**To be done**
Take every line from the material that has the word "offset" in it.

**Given data**
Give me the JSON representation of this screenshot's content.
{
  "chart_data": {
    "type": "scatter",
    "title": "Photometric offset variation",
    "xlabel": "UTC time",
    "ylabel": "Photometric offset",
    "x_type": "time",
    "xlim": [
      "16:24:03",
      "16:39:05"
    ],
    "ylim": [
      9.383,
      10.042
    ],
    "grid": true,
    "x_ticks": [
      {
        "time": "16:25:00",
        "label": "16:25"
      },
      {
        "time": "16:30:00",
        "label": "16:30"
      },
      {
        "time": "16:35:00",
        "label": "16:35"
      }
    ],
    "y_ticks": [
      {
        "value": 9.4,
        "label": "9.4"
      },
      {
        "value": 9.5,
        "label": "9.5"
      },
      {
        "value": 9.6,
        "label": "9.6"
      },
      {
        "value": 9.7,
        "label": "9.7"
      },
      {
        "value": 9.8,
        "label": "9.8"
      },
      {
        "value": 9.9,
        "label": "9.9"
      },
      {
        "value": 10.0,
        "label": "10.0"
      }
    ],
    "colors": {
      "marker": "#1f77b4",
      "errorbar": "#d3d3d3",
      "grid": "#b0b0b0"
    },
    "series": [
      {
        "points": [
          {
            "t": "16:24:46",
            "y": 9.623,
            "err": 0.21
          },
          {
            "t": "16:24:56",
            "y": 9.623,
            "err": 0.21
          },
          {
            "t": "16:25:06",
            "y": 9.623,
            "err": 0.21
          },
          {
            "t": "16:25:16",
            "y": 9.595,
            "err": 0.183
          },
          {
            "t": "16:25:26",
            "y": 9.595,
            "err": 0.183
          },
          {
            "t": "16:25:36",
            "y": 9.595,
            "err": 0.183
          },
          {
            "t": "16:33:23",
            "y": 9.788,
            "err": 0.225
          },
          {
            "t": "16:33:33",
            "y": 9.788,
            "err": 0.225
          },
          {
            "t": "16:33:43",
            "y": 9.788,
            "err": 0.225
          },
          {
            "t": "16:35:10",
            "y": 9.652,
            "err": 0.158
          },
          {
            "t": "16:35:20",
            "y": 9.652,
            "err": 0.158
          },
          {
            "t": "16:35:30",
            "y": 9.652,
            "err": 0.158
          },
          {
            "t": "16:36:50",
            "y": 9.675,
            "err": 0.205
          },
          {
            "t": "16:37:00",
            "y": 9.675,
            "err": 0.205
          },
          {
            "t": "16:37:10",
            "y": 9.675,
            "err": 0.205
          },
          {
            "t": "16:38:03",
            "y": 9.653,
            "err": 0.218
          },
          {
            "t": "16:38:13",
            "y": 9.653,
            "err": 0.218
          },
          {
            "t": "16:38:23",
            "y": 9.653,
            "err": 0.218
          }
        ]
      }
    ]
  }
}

**Output for this exercise**
    "title": "Photometric offset variation",
    "ylabel": "Photometric offset",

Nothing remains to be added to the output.